# [Problem description]
Your task is to reproduce the material exactly.

──────

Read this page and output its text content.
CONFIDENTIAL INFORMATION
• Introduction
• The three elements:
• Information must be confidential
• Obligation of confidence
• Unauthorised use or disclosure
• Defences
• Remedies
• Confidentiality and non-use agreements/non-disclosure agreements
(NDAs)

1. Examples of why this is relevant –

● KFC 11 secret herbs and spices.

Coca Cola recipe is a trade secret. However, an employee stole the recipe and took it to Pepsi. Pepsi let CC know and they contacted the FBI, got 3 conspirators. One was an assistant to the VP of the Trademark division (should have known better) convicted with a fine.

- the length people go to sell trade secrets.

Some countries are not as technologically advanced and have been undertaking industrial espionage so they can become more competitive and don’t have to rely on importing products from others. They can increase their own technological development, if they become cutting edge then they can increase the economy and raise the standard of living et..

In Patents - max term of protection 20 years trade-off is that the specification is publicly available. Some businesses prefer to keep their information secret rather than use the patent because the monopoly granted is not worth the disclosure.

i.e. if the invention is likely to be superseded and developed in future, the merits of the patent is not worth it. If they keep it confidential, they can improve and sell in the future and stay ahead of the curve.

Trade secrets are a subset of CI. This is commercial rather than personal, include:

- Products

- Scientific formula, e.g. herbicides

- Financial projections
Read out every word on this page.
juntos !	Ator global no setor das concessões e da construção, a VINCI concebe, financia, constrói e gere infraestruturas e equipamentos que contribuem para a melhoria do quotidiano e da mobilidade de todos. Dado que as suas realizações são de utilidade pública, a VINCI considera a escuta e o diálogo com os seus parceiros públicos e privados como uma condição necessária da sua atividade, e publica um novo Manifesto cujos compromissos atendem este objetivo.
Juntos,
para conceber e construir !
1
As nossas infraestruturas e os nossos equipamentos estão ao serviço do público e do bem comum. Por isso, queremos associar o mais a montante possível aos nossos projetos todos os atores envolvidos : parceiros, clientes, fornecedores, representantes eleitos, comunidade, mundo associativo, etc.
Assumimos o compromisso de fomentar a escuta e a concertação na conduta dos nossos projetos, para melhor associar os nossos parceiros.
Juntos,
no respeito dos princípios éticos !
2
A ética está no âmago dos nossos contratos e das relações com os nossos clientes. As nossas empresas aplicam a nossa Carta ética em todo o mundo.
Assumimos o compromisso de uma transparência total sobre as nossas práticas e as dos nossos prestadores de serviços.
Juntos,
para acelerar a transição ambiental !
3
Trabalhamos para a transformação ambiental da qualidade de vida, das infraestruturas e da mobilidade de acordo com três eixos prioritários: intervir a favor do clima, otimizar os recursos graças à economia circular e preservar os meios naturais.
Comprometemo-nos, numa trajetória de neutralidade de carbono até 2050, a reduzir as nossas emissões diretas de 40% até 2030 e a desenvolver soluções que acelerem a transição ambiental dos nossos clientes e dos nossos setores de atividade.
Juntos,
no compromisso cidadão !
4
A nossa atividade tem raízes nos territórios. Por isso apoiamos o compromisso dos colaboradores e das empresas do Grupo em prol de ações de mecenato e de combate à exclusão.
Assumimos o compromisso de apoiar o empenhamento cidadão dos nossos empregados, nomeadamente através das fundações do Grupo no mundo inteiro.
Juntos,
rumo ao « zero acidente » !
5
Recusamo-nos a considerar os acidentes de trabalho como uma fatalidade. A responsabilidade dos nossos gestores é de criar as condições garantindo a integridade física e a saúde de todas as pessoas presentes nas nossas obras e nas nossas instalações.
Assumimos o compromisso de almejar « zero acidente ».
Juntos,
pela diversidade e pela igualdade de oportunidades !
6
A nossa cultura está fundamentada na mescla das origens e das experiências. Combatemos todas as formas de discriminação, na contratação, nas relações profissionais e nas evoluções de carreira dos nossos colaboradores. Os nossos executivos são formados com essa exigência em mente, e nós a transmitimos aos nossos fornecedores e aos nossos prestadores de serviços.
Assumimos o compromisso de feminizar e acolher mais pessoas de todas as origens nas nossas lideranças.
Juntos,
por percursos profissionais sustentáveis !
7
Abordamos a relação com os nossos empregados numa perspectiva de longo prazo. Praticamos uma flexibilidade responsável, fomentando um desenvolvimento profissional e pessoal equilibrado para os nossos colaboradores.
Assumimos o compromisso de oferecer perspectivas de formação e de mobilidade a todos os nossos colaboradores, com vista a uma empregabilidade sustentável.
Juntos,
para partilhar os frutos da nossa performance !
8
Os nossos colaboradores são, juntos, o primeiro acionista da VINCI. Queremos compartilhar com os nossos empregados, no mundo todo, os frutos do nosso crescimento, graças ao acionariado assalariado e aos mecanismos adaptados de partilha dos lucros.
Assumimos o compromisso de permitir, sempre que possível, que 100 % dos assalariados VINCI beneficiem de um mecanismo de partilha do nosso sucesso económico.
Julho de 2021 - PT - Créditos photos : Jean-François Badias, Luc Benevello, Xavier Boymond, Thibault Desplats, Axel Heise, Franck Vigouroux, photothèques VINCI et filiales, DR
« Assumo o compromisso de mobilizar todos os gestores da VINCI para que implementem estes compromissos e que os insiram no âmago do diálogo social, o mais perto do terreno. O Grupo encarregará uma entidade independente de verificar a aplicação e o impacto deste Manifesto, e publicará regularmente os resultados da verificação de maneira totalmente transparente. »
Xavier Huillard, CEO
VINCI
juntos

──────

# [Final result]
Read this page and output its text content.
CONFIDENTIAL INFORMATION
• Introduction
• The three elements:
• Information must be confidential
• Obligation of confidence
• Unauthorised use or disclosure
• Defences
• Remedies
• Confidentiality and non-use agreements/non-disclosure agreements
(NDAs)

1. Examples of why this is relevant –

● KFC 11 secret herbs and spices.

Coca Cola recipe is a trade secret. However, an employee stole the recipe and took it to Pepsi. Pepsi let CC know and they contacted the FBI, got 3 conspirators. One was an assistant to the VP of the Trademark division (should have known better) convicted with a fine.

- the length people go to sell trade secrets.

Some countries are not as technologically advanced and have been undertaking industrial espionage so they can become more competitive and don’t have to rely on importing products from others. They can increase their own technological development, if they become cutting edge then they can increase the economy and raise the standard of living et..

In Patents - max term of protection 20 years trade-off is that the specification is publicly available. Some businesses prefer to keep their information secret rather than use the patent because the monopoly granted is not worth the disclosure.

i.e. if the invention is likely to be superseded and developed in future, the merits of the patent is not worth it. If they keep it confidential, they can improve and sell in the future and stay ahead of the curve.

Trade secrets are a subset of CI. This is commercial rather than personal, include:

- Products

- Scientific formula, e.g. herbicides

- Financial projections
Read out every word on this page.
juntos !	Ator global no setor das concessões e da construção, a VINCI concebe, financia, constrói e gere infraestruturas e equipamentos que contribuem para a melhoria do quotidiano e da mobilidade de todos. Dado que as suas realizações são de utilidade pública, a VINCI considera a escuta e o diálogo com os seus parceiros públicos e privados como uma condição necessária da sua atividade, e publica um novo Manifesto cujos compromissos atendem este objetivo.
Juntos,
para conceber e construir !
1
As nossas infraestruturas e os nossos equipamentos estão ao serviço do público e do bem comum. Por isso, queremos associar o mais a montante possível aos nossos projetos todos os atores envolvidos : parceiros, clientes, fornecedores, representantes eleitos, comunidade, mundo associativo, etc.
Assumimos o compromisso de fomentar a escuta e a concertação na conduta dos nossos projetos, para melhor associar os nossos parceiros.
Juntos,
no respeito dos princípios éticos !
2
A ética está no âmago dos nossos contratos e das relações com os nossos clientes. As nossas empresas aplicam a nossa Carta ética em todo o mundo.
Assumimos o compromisso de uma transparência total sobre as nossas práticas e as dos nossos prestadores de serviços.
Juntos,
para acelerar a transição ambiental !
3
Trabalhamos para a transformação ambiental da qualidade de vida, das infraestruturas e da mobilidade de acordo com três eixos prioritários: intervir a favor do clima, otimizar os recursos graças à economia circular e preservar os meios naturais.
Comprometemo-nos, numa trajetória de neutralidade de carbono até 2050, a reduzir as nossas emissões diretas de 40% até 2030 e a desenvolver soluções que acelerem a transição ambiental dos nossos clientes e dos nossos setores de atividade.
Juntos,
no compromisso cidadão !
4
A nossa atividade tem raízes nos territórios. Por isso apoiamos o compromisso dos colaboradores e das empresas do Grupo em prol de ações de mecenato e de combate à exclusão.
Assumimos o compromisso de apoiar o empenhamento cidadão dos nossos empregados, nomeadamente através das fundações do Grupo no mundo inteiro.
Juntos,
rumo ao « zero acidente » !
5
Recusamo-nos a considerar os acidentes de trabalho como uma fatalidade. A responsabilidade dos nossos gestores é de criar as condições garantindo a integridade física e a saúde de todas as pessoas presentes nas nossas obras e nas nossas instalações.
Assumimos o compromisso de almejar « zero acidente ».
Juntos,
pela diversidade e pela igualdade de oportunidades !
6
A nossa cultura está fundamentada na mescla das origens e das experiências. Combatemos todas as formas de discriminação, na contratação, nas relações profissionais e nas evoluções de carreira dos nossos colaboradores. Os nossos executivos são formados com essa exigência em mente, e nós a transmitimos aos nossos fornecedores e aos nossos prestadores de serviços.
Assumimos o compromisso de feminizar e acolher mais pessoas de todas as origens nas nossas lideranças.
Juntos,
por percursos profissionais sustentáveis !
7
Abordamos a relação com os nossos empregados numa perspectiva de longo prazo. Praticamos uma flexibilidade responsável, fomentando um desenvolvimento profissional e pessoal equilibrado para os nossos colaboradores.
Assumimos o compromisso de oferecer perspectivas de formação e de mobilidade a todos os nossos colaboradores, com vista a uma empregabilidade sustentável.
Juntos,
para partilhar os frutos da nossa performance !
8
Os nossos colaboradores são, juntos, o primeiro acionista da VINCI. Queremos compartilhar com os nossos empregados, no mundo todo, os frutos do nosso crescimento, graças ao acionariado assalariado e aos mecanismos adaptados de partilha dos lucros.
Assumimos o compromisso de permitir, sempre que possível, que 100 % dos assalariados VINCI beneficiem de um mecanismo de partilha do nosso sucesso económico.
Julho de 2021 - PT - Créditos photos : Jean-François Badias, Luc Benevello, Xavier Boymond, Thibault Desplats, Axel Heise, Franck Vigouroux, photothèques VINCI et filiales, DR
« Assumo o compromisso de mobilizar todos os gestores da VINCI para que implementem estes compromissos e que os insiram no âmago do diálogo social, o mais perto do terreno. O Grupo encarregará uma entidade independente de verificar a aplicação e o impacto deste Manifesto, e publicará regularmente os resultados da verificação de maneira totalmente transparente. »
Xavier Huillard, CEO
VINCI
juntos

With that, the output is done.